__WHAT IS ASKED__.
a: In the passage on Norman Borlaug, why did his work bring environmental benefits? Answer in one to three sentences.
b: Please reproduce the passage on Borlaug word for word, between "In the 60s, India" and "disaster were falsified.", inclusive.
c: According to the Borlaug passage, what share of Mexican wheat was Borlaug's dwarf variety by 1963?

__GIVEN PASSAGE__.
◆ ◆ ◆ ◆
In 1944, the Rockefeller Foundation, with assistance from the Mexican government, created the Office for Special Studies. It was to employ Mexican and American scientists in improving agricultural yields. The Mexicans saw this as a way to boost their economic progress. Borlaug was hired at the Office, despite DuPont offering to double his salary if he stayed.
During his time in Mexico, he managed to breed new types of wheat with thicker steams that could grow taller without falling over and could resist stem rust. By 1963, 95% of Mexican wheat was Borlaug’s dwarf variety. His work meant more prosperity for Mexican farmers.
In the 60s, India was still a byword for desolation, poverty, and malnutrition. The country was extremely dependent on food aid, and when war broke out with Pakistan, both were on the brink of famine. Borlaug worked his magic once again. India soon became a net exporter of grain. And Paul Ehrlich’s predictions that the world was on the brink of a Malthusian disaster were falsified.
It’s estimated that Borlaug’s work saved 1 billion people from famine. It also had environmental benefits, because more food could be grown on a given plot of land, far fewer trees needed to be cut down for arable land.
◆ ◆ ◆ ◆
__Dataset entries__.
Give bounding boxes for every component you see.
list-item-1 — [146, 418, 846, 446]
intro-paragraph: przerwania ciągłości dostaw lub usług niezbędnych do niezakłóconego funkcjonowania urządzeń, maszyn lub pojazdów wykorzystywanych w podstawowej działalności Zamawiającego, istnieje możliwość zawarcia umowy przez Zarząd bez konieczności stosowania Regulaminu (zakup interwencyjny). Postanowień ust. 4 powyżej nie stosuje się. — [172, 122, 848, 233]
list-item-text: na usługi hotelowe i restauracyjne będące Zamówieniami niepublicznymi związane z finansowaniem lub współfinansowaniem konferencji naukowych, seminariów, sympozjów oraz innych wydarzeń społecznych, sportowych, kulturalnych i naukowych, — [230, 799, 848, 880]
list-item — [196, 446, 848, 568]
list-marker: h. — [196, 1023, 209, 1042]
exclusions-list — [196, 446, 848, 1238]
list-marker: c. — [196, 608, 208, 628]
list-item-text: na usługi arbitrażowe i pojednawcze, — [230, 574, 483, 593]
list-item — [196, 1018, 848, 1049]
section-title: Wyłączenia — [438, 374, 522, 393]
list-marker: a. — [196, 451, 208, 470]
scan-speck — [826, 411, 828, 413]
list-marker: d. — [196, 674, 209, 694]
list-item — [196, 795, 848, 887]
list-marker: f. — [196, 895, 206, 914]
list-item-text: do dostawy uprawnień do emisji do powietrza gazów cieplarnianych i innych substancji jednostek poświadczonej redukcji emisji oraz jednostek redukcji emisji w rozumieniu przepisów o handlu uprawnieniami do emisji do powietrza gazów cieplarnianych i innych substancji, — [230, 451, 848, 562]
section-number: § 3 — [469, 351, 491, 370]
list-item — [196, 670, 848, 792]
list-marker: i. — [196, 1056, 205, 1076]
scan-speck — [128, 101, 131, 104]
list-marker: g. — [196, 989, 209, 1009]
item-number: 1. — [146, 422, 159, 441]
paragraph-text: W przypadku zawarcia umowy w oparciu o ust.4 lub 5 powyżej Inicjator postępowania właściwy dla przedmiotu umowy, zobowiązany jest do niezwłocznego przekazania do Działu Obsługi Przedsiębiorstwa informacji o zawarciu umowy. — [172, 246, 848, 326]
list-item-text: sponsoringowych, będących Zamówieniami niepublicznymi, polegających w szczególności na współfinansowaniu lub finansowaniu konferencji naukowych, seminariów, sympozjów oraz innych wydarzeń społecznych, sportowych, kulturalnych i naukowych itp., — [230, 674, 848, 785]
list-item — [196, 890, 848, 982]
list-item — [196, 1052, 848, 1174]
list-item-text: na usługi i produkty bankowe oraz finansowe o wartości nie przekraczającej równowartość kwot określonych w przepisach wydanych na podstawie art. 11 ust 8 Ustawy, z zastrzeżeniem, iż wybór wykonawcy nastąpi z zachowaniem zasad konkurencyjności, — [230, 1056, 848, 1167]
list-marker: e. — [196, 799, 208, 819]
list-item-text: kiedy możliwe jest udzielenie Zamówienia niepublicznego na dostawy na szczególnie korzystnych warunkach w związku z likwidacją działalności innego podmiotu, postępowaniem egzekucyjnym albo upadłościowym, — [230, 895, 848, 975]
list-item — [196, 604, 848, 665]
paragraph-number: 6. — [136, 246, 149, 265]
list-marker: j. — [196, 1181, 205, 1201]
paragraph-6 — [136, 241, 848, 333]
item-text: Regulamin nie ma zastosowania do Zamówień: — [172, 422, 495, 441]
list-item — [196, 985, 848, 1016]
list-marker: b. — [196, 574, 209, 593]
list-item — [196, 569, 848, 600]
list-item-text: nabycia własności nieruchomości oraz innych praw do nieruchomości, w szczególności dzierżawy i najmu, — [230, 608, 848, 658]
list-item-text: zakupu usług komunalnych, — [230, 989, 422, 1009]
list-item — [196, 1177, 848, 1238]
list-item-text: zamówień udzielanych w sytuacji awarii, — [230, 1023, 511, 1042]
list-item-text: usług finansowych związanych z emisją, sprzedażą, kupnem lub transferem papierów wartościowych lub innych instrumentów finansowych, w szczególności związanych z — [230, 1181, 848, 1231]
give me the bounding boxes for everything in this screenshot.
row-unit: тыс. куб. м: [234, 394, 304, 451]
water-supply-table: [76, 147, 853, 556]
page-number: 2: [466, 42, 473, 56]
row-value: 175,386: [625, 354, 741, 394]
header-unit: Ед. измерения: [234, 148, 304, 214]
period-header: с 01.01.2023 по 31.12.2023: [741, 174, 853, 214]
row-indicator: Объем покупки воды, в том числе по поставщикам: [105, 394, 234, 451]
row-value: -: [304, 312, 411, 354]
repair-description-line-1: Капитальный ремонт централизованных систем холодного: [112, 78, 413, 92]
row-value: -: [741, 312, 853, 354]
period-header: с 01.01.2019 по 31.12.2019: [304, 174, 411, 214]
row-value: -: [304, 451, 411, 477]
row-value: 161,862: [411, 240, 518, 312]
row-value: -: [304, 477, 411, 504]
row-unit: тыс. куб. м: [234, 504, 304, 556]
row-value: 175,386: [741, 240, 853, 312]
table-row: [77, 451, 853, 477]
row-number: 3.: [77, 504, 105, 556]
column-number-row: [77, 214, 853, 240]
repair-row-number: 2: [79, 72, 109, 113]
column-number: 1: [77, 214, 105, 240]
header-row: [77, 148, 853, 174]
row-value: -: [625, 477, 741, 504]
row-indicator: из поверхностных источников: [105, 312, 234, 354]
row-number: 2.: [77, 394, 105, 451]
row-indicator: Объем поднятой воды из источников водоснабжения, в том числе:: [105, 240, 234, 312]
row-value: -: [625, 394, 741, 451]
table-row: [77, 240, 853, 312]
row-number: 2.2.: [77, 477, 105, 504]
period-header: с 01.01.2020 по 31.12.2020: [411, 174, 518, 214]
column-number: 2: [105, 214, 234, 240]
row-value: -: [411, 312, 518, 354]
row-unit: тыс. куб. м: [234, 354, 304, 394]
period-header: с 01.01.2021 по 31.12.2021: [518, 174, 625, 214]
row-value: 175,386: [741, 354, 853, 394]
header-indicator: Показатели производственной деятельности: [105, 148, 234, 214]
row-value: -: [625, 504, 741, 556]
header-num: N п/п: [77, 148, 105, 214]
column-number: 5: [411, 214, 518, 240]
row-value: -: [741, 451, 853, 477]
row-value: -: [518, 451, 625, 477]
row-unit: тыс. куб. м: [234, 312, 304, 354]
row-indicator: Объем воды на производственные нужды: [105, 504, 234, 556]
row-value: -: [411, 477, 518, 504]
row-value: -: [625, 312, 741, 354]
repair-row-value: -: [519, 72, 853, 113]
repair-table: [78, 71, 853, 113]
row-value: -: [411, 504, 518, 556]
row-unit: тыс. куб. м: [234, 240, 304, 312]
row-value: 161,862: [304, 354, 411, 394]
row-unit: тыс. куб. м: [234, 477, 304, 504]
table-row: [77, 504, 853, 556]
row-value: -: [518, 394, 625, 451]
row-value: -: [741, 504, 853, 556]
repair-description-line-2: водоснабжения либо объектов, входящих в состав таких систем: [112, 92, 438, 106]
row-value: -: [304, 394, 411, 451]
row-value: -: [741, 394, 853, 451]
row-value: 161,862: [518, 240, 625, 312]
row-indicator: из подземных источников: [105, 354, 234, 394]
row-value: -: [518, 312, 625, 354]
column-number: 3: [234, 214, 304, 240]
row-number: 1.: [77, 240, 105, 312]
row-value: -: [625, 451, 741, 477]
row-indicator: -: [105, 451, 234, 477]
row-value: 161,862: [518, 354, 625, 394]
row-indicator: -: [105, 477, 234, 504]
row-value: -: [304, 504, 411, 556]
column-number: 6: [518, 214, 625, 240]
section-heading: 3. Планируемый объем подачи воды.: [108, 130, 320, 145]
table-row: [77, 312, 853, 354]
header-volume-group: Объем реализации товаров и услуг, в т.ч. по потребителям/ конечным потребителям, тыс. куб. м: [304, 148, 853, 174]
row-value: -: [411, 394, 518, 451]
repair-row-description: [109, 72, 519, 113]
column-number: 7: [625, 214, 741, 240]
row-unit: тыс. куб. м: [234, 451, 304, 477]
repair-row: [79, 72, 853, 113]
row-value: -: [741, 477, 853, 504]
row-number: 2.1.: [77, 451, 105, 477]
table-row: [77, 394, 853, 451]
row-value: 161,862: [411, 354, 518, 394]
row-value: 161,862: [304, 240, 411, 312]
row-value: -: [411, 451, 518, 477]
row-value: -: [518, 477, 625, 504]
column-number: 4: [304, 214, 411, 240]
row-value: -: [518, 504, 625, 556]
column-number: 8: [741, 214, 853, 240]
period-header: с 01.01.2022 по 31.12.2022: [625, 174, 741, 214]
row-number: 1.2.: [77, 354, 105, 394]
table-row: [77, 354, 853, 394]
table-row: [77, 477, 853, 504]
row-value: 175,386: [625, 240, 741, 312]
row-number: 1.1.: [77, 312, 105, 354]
◆ ◆ ◆ ◆
__ANSWERS BELOW__.
a: More food could be grown on a given plot of land, so far fewer trees needed to be cut down for arable land.

b:
In the 60s, India was still a byword for desolation, poverty, and malnutrition. The country was extremely dependent on food aid, and when war broke out with Pakistan, both were on the brink of famine. Borlaug worked his magic once again. India soon became a net exporter of grain. And Paul Ehrlich’s predictions that the world was on the brink of a Malthusian disaster were falsified.

c: 95%